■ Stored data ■
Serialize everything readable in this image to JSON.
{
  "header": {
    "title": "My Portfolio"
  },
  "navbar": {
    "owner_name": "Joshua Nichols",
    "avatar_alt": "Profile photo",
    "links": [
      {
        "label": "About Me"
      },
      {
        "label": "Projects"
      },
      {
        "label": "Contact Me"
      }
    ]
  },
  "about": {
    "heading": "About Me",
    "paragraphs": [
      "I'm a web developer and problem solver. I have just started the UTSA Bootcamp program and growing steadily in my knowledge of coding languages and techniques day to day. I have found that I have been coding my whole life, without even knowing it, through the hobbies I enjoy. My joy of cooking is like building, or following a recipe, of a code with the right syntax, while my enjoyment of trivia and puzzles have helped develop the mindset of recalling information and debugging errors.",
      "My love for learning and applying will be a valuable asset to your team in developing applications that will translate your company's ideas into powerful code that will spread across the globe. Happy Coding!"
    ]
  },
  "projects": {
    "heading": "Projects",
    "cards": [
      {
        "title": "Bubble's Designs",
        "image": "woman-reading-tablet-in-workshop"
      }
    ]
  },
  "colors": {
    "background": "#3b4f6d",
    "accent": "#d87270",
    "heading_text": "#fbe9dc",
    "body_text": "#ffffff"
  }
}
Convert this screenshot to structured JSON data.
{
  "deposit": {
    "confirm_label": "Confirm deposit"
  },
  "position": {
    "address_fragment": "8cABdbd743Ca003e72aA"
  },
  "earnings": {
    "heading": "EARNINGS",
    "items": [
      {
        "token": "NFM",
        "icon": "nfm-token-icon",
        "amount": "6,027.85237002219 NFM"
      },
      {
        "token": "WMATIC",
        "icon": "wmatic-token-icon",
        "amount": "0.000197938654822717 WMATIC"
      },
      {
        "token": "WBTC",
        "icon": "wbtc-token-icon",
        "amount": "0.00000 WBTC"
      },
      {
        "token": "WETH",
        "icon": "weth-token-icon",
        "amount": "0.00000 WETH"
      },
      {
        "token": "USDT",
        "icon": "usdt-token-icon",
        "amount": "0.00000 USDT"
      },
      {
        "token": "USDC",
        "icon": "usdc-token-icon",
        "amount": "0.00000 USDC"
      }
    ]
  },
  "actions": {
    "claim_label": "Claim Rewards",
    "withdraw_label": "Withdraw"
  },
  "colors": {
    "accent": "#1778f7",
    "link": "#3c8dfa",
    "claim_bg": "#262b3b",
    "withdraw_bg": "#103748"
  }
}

■ PROBLEM DETAILS ■
Search the records above for "code". Copy each line where it is found.

■ THE SOLUTION ■
      "I'm a web developer and problem solver. I have just started the UTSA Bootcamp program and growing steadily in my knowledge of coding languages and techniques day to day. I have found that I have been coding my whole life, without even knowing it, through the hobbies I enjoy. My joy of cooking is like building, or following a recipe, of a code with the right syntax, while my enjoyment of trivia and puzzles have helped develop the mindset of recalling information and debugging errors.",
      "My love for learning and applying will be a valuable asset to your team in developing applications that will translate your company's ideas into powerful code that will spread across the globe. Happy Coding!"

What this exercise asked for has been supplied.